• **任务说明**: 请抄写关于特征向量应用的原文中从“Variational Idea”开始、到“the constraint do?”结束的部分，并将其中的“constraint”替换为“condition”。

• **原文**:
.....
Applications of eigenvectors

很多时候需要把已有问题转化为特征值问题。

1. 有一个对称矩阵（有时候是对称半正定矩阵），我们想要找一个方便的基。
2. 具体的优化问题。

Setup

Given: Collection of data points \(x_i\)

• Age
• Weight
• Blood pressure
• Heart rate

Find: Correlations between different dimensions

Simplest Model

One-dimensional subspace:

\[ \mathbf{x_i} \approx c_i \mathbf{v}, \quad \mathbf{v} \text{ unknown} \]

Equivalently:

\[ \mathbf{x_i} \approx c_i \hat{\mathbf{v}}, \quad \hat{\mathbf{v}} \text{ unknown with } ||\hat{\mathbf{v}}||_2 = 1 \]

Variational Idea

\[ \text{minimize } \sum_{i=1}^n ||\mathbf{x_i} - \text{proj}_{\hat{\mathbf{v}}} \mathbf{x_i}||_2^2\\ \text{subject to } ||\hat{\mathbf{v}}||_2 = 1 \]

What does the constraint do?

• Does not affect optimal \(\hat{\mathbf{v}}\).
• Removes scaling ambiguity.
.....
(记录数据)
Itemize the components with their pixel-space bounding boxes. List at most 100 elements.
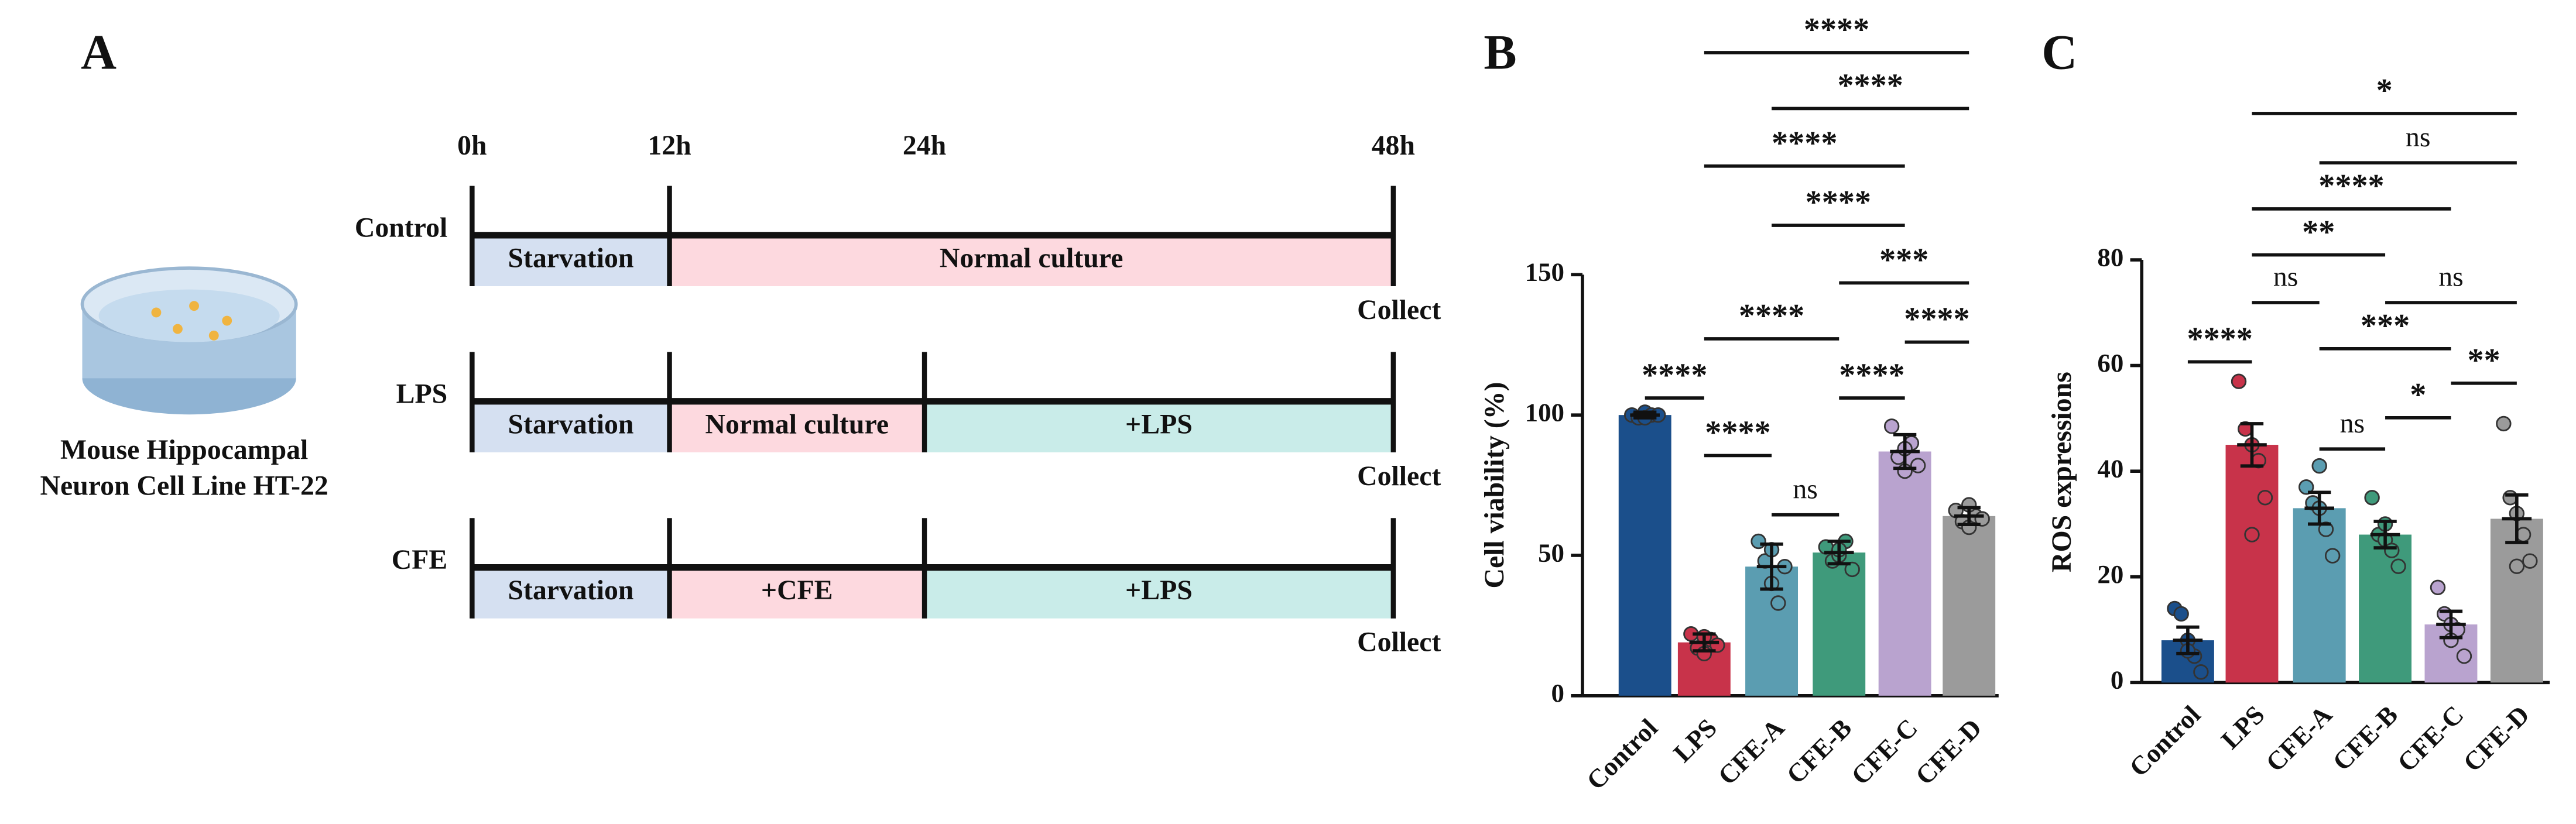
data-point [2298,479,2314,495]
x-tick-label: Control [1581,713,1663,795]
error-bar [1954,506,1984,527]
phase-box [472,401,670,452]
data-point [2430,579,2446,596]
significance-label: ns [2273,262,2298,293]
significance-label: **** [1904,301,1969,338]
error-bar [1824,540,1854,566]
data-point [2173,606,2189,622]
error-bar [1890,432,1920,471]
x-tick-label: CFE-C [2392,700,2469,777]
error-bar [2304,490,2334,526]
panel-letter: C [2041,26,2077,80]
data-point [2231,373,2247,389]
data-point [2244,527,2260,543]
row-label: CFE [392,544,448,575]
data-point [2522,553,2538,569]
x-tick-label: CFE-A [2260,700,2338,778]
phase-box [472,567,670,619]
significance-label: **** [1837,68,1903,104]
significance-label: ** [2468,342,2500,379]
row-label: LPS [396,378,448,409]
caption: Neuron Cell Line HT-22 [40,471,328,502]
y-tick-label: 20 [2097,559,2123,589]
data-point [2311,458,2327,474]
time-label: 0h [457,130,487,161]
data-point [1910,458,1926,473]
row-label: Control [355,212,447,243]
phase-box [924,401,1393,452]
significance-label: *** [2361,308,2410,344]
significance-label: ns [2340,408,2365,439]
error-bar [1630,410,1660,420]
bar [2490,519,2543,683]
x-tick-label: LPS [1667,713,1722,768]
data-point [2384,543,2400,558]
end-label: Collect [1357,627,1441,658]
data-point [2324,548,2341,564]
data-point [2456,648,2472,664]
error-bar [2237,422,2267,468]
significance-label: **** [1839,357,1904,393]
significance-label: **** [1804,12,1869,48]
data-point [2257,490,2273,506]
phase-box [669,567,925,619]
significance-label: *** [1879,242,1928,279]
bar [1618,415,1671,696]
data-point [2515,527,2532,543]
x-tick-label: LPS [2215,700,2270,755]
panel-letter: A [81,26,117,80]
x-tick-label: CFE-C [1845,713,1923,790]
caption: Mouse Hippocampal [60,434,308,465]
x-tick-label: CFE-B [2327,700,2404,777]
y-tick-label: 0 [2111,665,2123,695]
significance-label: **** [2187,321,2253,357]
time-label: 48h [1372,130,1415,161]
phase-label: Starvation [508,575,634,606]
data-point [1844,561,1860,578]
bar [2293,508,2346,683]
data-point [2193,664,2209,680]
data-point [2496,416,2512,432]
end-label: Collect [1357,294,1441,325]
phase-label: Starvation [508,242,634,273]
bar [2359,534,2412,683]
significance-label: **** [2318,168,2384,204]
error-bar [2370,520,2400,550]
significance-label: **** [1739,298,1804,334]
significance-label: ** [2302,214,2335,250]
significance-label: **** [1642,357,1707,393]
y-axis-label: Cell viability (%) [1479,382,1510,589]
error-bar [1689,632,1719,653]
significance-label: ns [1793,473,1817,504]
data-point [2364,490,2380,506]
y-tick-label: 0 [1551,678,1564,708]
phase-label: Normal culture [705,408,889,440]
phase-box [472,235,670,287]
y-tick-label: 50 [1538,538,1564,567]
y-tick-label: 60 [2097,348,2123,377]
error-bar [1756,542,1787,591]
phase-box [924,567,1393,619]
data-point [2509,558,2525,574]
error-bar [2436,609,2466,640]
phase-label: +LPS [1125,575,1193,606]
y-tick-label: 80 [2097,242,2123,272]
error-bar [2502,493,2532,544]
phase-box [669,235,1393,287]
x-tick-label: CFE-A [1712,713,1790,791]
phase-label: Normal culture [940,242,1123,273]
significance-label: * [2410,377,2426,413]
significance-label: **** [1705,415,1770,451]
bar [1878,451,1931,696]
bar [2225,445,2279,683]
dish-icon [80,266,298,415]
x-tick-label: Control [2123,700,2206,782]
end-label: Collect [1357,461,1441,492]
significance-label: **** [1772,125,1837,162]
data-point [2390,558,2406,574]
significance-label: **** [1806,184,1871,221]
significance-label: * [2376,73,2393,109]
bar [1943,516,1996,696]
y-tick-label: 40 [2097,454,2123,483]
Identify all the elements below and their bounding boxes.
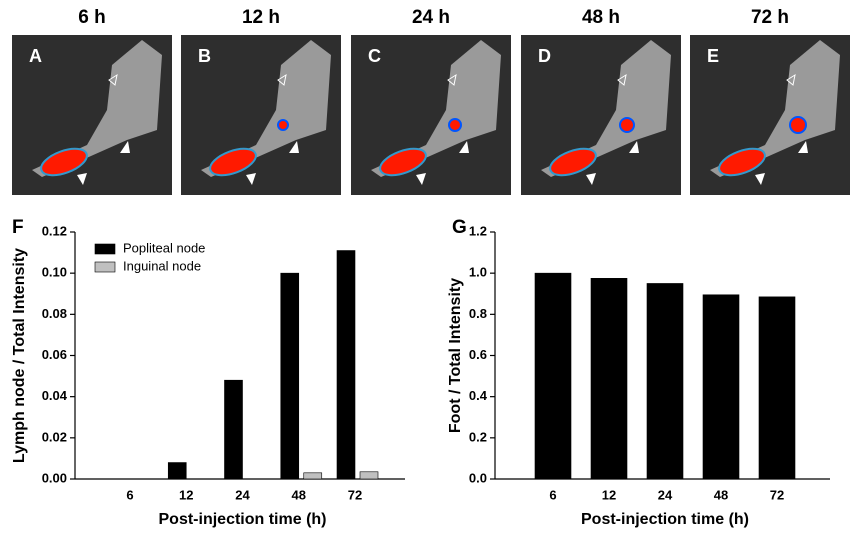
legend-label: Popliteal node [123,240,205,255]
arrow [246,173,256,185]
x-axis-label: Post-injection time (h) [159,511,327,528]
y-tick-label: 0.02 [42,429,67,444]
y-tick-label: 0.0 [469,470,487,485]
mouse-body [201,40,331,177]
panel-letter: A [29,46,42,66]
y-tick-label: 0.10 [42,265,67,280]
x-tick-label: 12 [602,487,616,502]
bar [280,272,300,480]
arrow [586,173,596,185]
y-tick-label: 0.2 [469,429,487,444]
foot-signal [549,147,597,177]
panel-time: 72 h [751,7,789,28]
panel-time: 24 h [412,7,450,28]
panel-time: 48 h [582,7,620,28]
arrowhead [289,141,299,153]
panel-letter: E [707,46,719,66]
bar [590,278,628,480]
panel-time: 12 h [242,7,280,28]
bar [702,294,740,480]
arrowhead [108,73,118,86]
node-signal [619,117,635,133]
y-tick-label: 0.8 [469,306,487,321]
x-tick-label: 6 [549,487,556,502]
arrowhead [120,141,130,153]
x-tick-label: 24 [658,487,673,502]
arrow [416,173,426,185]
x-tick-label: 48 [292,487,306,502]
foot-signal [379,147,427,177]
foot-signal [718,147,766,177]
y-tick-label: 0.08 [42,306,67,321]
y-tick-label: 1.2 [469,223,487,238]
legend-label: Inguinal node [123,258,201,273]
legend-swatch [94,261,116,273]
bar [167,462,187,480]
arrowhead [798,141,808,153]
node-signal [789,116,807,134]
bar [534,272,572,480]
mouse-body [32,40,162,177]
panel-letter: D [538,46,551,66]
arrowhead [277,73,287,86]
y-tick-label: 0.00 [42,470,67,485]
x-tick-label: 72 [770,487,784,502]
panel-letter: F [12,217,24,238]
bar [359,471,379,480]
legend-swatch [94,243,116,255]
x-tick-label: 12 [179,487,193,502]
node-signal [277,119,289,131]
y-tick-label: 1.0 [469,265,487,280]
arrow [77,173,87,185]
arrowhead [786,73,796,86]
bar [758,296,796,480]
mouse-body [710,40,840,177]
foot-signal [209,147,257,177]
y-tick-label: 0.04 [42,388,68,403]
arrowhead [617,73,627,86]
x-tick-label: 6 [126,487,133,502]
y-axis-label: Foot / Total Intensity [447,278,464,433]
y-tick-label: 0.4 [469,388,488,403]
panel-letter: G [452,217,467,238]
x-tick-label: 48 [714,487,728,502]
node-signal [448,118,462,132]
y-tick-label: 0.06 [42,347,67,362]
bar [224,379,243,480]
x-tick-label: 72 [348,487,362,502]
y-tick-label: 0.12 [42,223,67,238]
mouse-body [541,40,671,177]
panel-letter: C [368,46,381,66]
arrowhead [447,73,457,86]
arrowhead [459,141,469,153]
panel-letter: B [198,46,211,66]
panel-time: 6 h [78,7,105,28]
arrowhead [629,141,639,153]
y-tick-label: 0.6 [469,347,487,362]
bar [303,472,323,480]
arrow [755,173,765,185]
bar [646,283,684,480]
bar [336,250,356,480]
x-axis-label: Post-injection time (h) [581,511,749,528]
x-tick-label: 24 [235,487,250,502]
mouse-body [371,40,501,177]
y-axis-label: Lymph node / Total Intensity [11,248,28,463]
foot-signal [40,147,88,177]
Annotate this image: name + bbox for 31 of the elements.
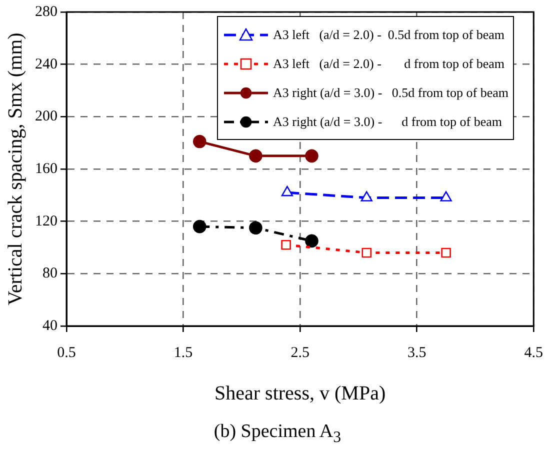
point bbox=[192, 134, 206, 148]
x-tick-label: 0.5 bbox=[57, 344, 76, 361]
point bbox=[192, 220, 206, 234]
y-axis-title: Vertical crack spacing, Smx (mm) bbox=[4, 32, 26, 306]
point bbox=[440, 191, 452, 202]
point bbox=[441, 248, 451, 258]
y-tick-label: 160 bbox=[35, 160, 58, 177]
y-tick-label: 240 bbox=[35, 56, 58, 72]
y-tick-label: 80 bbox=[42, 266, 58, 282]
point bbox=[281, 186, 294, 196]
point bbox=[360, 191, 372, 202]
x-tick-label: 4.5 bbox=[524, 344, 543, 361]
point bbox=[281, 240, 291, 250]
legend-label: A3 right (a/d = 3.0) - 0.5d from top of beam bbox=[273, 84, 509, 100]
x-tick-label: 3.5 bbox=[407, 344, 426, 361]
point bbox=[305, 234, 318, 248]
y-tick-label: 40 bbox=[42, 318, 58, 334]
legend-label: A3 left (a/d = 2.0) - 0.5d from top of beam bbox=[273, 26, 505, 42]
y-tick-label: 200 bbox=[35, 108, 58, 125]
x-tick-label: 2.5 bbox=[290, 344, 310, 361]
legend-label: A3 right (a/d = 3.0) - d from top of beam bbox=[273, 114, 502, 130]
text: (b) Specimen A$_{3}$ bbox=[212, 421, 342, 447]
legend-label: A3 left (a/d = 2.0) - d from top of beam bbox=[273, 56, 505, 72]
point bbox=[249, 221, 262, 235]
y-tick-label: 120 bbox=[35, 213, 58, 230]
x-tick-label: 1.5 bbox=[174, 344, 193, 361]
x-axis-title: Shear stress, v (MPa) bbox=[214, 382, 386, 404]
point bbox=[362, 248, 372, 258]
y-tick-label: 280 bbox=[35, 4, 58, 20]
point bbox=[249, 149, 262, 163]
point bbox=[305, 149, 318, 163]
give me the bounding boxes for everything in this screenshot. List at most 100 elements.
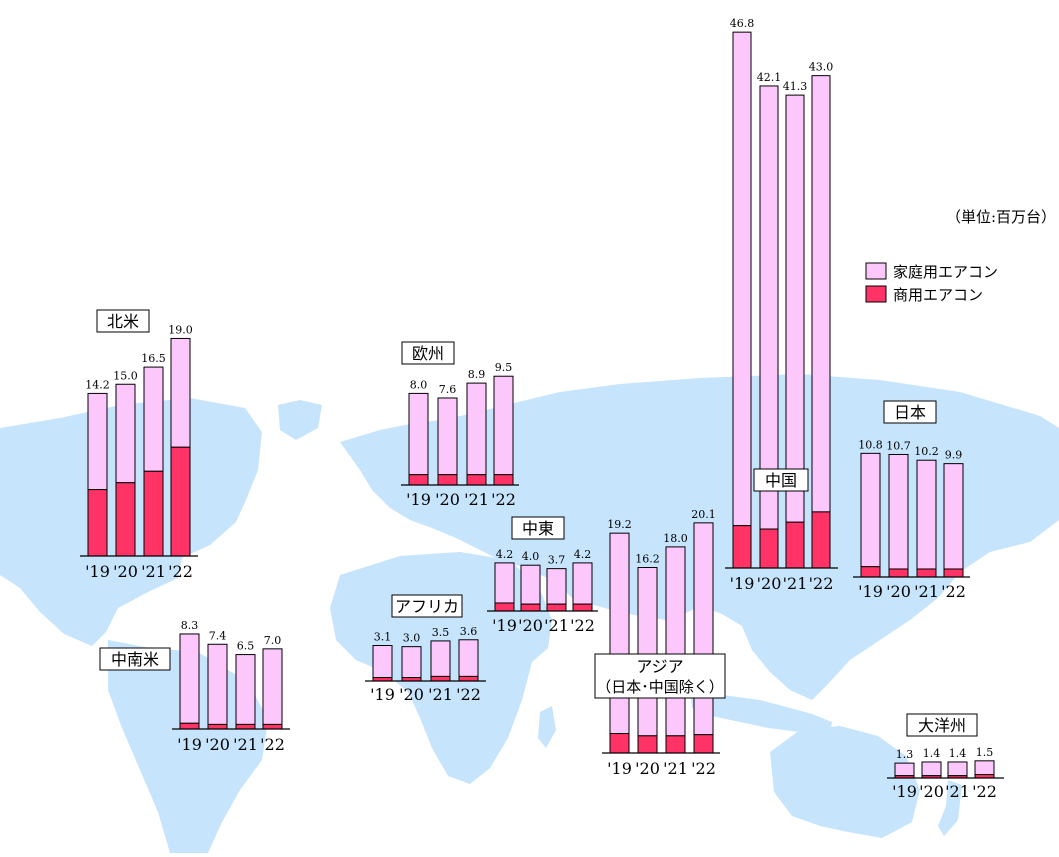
.....
• **任务结果**:
Variational Idea

\[ \text{minimize } \sum_{i=1}^n ||\mathbf{x_i} - \text{proj}_{\hat{\mathbf{v}}} \mathbf{x_i}||_2^2\\ \text{subject to } ||\hat{\mathbf{v}}||_2 = 1 \]

What does the condition do?